» **Instructions for the task**:
Transcribe each line exactly.
— begin —
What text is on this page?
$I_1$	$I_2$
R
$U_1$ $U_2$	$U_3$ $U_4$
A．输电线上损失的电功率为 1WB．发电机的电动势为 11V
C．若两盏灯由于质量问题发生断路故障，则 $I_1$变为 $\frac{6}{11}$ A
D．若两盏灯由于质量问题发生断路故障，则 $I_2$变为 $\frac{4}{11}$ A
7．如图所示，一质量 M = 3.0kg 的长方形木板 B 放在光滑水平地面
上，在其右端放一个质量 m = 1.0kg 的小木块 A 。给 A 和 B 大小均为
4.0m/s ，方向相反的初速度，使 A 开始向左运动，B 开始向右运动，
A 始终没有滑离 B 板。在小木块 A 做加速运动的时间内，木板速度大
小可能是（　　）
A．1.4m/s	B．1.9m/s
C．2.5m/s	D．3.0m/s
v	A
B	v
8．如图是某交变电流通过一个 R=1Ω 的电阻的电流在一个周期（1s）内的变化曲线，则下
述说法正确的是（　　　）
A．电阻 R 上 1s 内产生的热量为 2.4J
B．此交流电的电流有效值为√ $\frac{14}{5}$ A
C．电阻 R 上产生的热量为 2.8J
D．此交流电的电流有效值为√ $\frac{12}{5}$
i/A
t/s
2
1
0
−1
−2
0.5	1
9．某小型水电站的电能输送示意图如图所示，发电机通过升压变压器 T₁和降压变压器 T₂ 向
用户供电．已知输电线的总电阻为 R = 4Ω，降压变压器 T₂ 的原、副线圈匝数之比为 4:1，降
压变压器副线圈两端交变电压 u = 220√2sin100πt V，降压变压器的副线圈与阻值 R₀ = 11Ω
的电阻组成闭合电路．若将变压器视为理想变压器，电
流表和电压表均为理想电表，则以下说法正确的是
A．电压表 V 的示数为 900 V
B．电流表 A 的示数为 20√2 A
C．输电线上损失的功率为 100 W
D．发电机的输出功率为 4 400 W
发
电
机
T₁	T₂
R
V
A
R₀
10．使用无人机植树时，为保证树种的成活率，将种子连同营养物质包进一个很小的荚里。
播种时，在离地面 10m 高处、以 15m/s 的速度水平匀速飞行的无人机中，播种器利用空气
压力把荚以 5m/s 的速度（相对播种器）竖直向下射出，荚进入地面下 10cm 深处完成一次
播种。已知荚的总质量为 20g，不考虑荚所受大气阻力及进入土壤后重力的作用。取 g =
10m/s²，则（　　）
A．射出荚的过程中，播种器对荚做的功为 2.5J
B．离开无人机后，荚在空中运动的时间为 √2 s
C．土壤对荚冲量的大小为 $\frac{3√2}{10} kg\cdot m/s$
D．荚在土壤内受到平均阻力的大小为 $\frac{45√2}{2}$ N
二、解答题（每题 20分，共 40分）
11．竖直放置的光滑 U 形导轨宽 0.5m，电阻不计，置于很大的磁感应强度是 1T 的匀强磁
— end —
» **Problem solution**:
What text is on this page?
$I_1$	$I_2$
R
$U_1$ $U_2$	$U_3$ $U_4$
A．输电线上损失的电功率为 1WB．发电机的电动势为 11V
C．若两盏灯由于质量问题发生断路故障，则 $I_1$变为 $\frac{6}{11}$ A
D．若两盏灯由于质量问题发生断路故障，则 $I_2$变为 $\frac{4}{11}$ A
7．如图所示，一质量 M = 3.0kg 的长方形木板 B 放在光滑水平地面
上，在其右端放一个质量 m = 1.0kg 的小木块 A 。给 A 和 B 大小均为
4.0m/s ，方向相反的初速度，使 A 开始向左运动，B 开始向右运动，
A 始终没有滑离 B 板。在小木块 A 做加速运动的时间内，木板速度大
小可能是（　　）
A．1.4m/s	B．1.9m/s
C．2.5m/s	D．3.0m/s
v	A
B	v
8．如图是某交变电流通过一个 R=1Ω 的电阻的电流在一个周期（1s）内的变化曲线，则下
述说法正确的是（　　　）
A．电阻 R 上 1s 内产生的热量为 2.4J
B．此交流电的电流有效值为√ $\frac{14}{5}$ A
C．电阻 R 上产生的热量为 2.8J
D．此交流电的电流有效值为√ $\frac{12}{5}$
i/A
t/s
2
1
0
−1
−2
0.5	1
9．某小型水电站的电能输送示意图如图所示，发电机通过升压变压器 T₁和降压变压器 T₂ 向
用户供电．已知输电线的总电阻为 R = 4Ω，降压变压器 T₂ 的原、副线圈匝数之比为 4:1，降
压变压器副线圈两端交变电压 u = 220√2sin100πt V，降压变压器的副线圈与阻值 R₀ = 11Ω
的电阻组成闭合电路．若将变压器视为理想变压器，电
流表和电压表均为理想电表，则以下说法正确的是
A．电压表 V 的示数为 900 V
B．电流表 A 的示数为 20√2 A
C．输电线上损失的功率为 100 W
D．发电机的输出功率为 4 400 W
发
电
机
T₁	T₂
R
V
A
R₀
10．使用无人机植树时，为保证树种的成活率，将种子连同营养物质包进一个很小的荚里。
播种时，在离地面 10m 高处、以 15m/s 的速度水平匀速飞行的无人机中，播种器利用空气
压力把荚以 5m/s 的速度（相对播种器）竖直向下射出，荚进入地面下 10cm 深处完成一次
播种。已知荚的总质量为 20g，不考虑荚所受大气阻力及进入土壤后重力的作用。取 g =
10m/s²，则（　　）
A．射出荚的过程中，播种器对荚做的功为 2.5J
B．离开无人机后，荚在空中运动的时间为 √2 s
C．土壤对荚冲量的大小为 $\frac{3√2}{10} kg\cdot m/s$
D．荚在土壤内受到平均阻力的大小为 $\frac{45√2}{2}$ N
二、解答题（每题 20分，共 40分）
11．竖直放置的光滑 U 形导轨宽 0.5m，电阻不计，置于很大的磁感应强度是 1T 的匀强磁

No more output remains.